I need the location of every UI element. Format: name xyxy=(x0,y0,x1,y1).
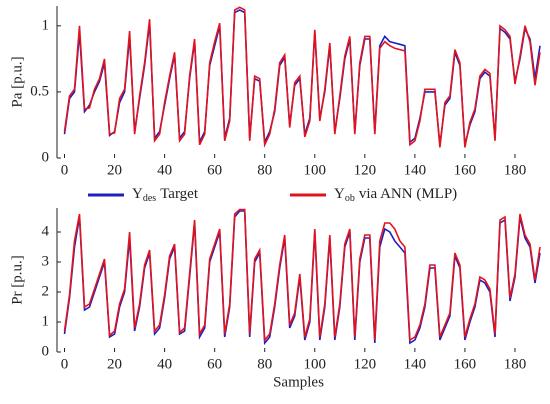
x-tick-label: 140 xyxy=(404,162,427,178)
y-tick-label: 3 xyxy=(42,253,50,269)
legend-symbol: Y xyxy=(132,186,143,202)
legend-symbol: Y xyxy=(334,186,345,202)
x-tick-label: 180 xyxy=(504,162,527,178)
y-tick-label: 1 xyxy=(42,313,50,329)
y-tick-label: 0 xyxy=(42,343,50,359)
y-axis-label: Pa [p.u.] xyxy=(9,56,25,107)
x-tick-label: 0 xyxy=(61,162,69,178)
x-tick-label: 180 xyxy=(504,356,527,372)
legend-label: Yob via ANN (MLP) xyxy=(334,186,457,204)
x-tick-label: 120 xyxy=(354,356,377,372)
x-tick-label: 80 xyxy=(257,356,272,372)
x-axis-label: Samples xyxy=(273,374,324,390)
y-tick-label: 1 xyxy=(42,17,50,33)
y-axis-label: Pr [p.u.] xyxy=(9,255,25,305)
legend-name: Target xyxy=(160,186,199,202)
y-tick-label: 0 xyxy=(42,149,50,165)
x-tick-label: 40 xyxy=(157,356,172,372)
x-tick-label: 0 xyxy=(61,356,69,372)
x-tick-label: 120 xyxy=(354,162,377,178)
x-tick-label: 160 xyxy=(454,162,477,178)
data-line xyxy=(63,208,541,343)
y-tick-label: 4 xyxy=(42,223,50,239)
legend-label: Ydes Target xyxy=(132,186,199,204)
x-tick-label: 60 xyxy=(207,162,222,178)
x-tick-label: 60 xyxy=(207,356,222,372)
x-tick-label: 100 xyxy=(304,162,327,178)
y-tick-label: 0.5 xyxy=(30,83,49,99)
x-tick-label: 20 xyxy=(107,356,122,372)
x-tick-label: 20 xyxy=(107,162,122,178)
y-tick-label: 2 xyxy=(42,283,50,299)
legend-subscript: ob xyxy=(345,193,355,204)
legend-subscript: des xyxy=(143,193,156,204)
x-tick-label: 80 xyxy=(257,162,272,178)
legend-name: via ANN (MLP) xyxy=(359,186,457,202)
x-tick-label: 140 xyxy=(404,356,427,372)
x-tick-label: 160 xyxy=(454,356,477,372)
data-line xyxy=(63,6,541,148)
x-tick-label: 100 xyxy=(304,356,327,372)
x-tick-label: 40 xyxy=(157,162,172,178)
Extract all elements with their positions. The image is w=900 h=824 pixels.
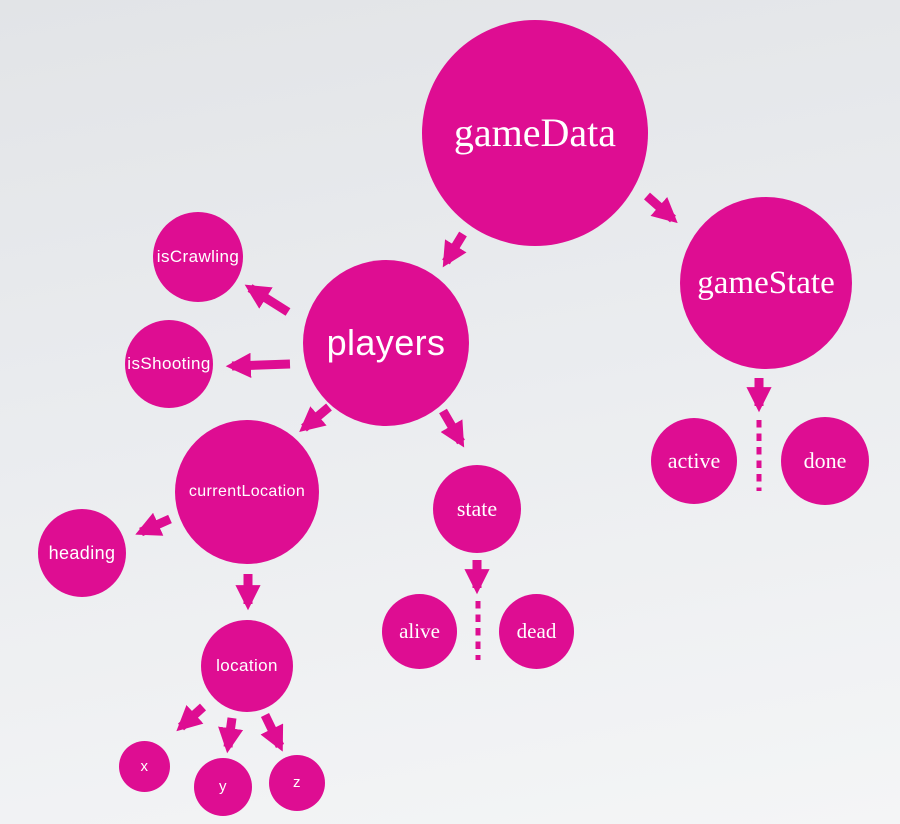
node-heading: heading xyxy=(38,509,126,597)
——
**DIRECTION**
Count the lines in the records above that contain the string "data" and give only that number.

**REPLY**
2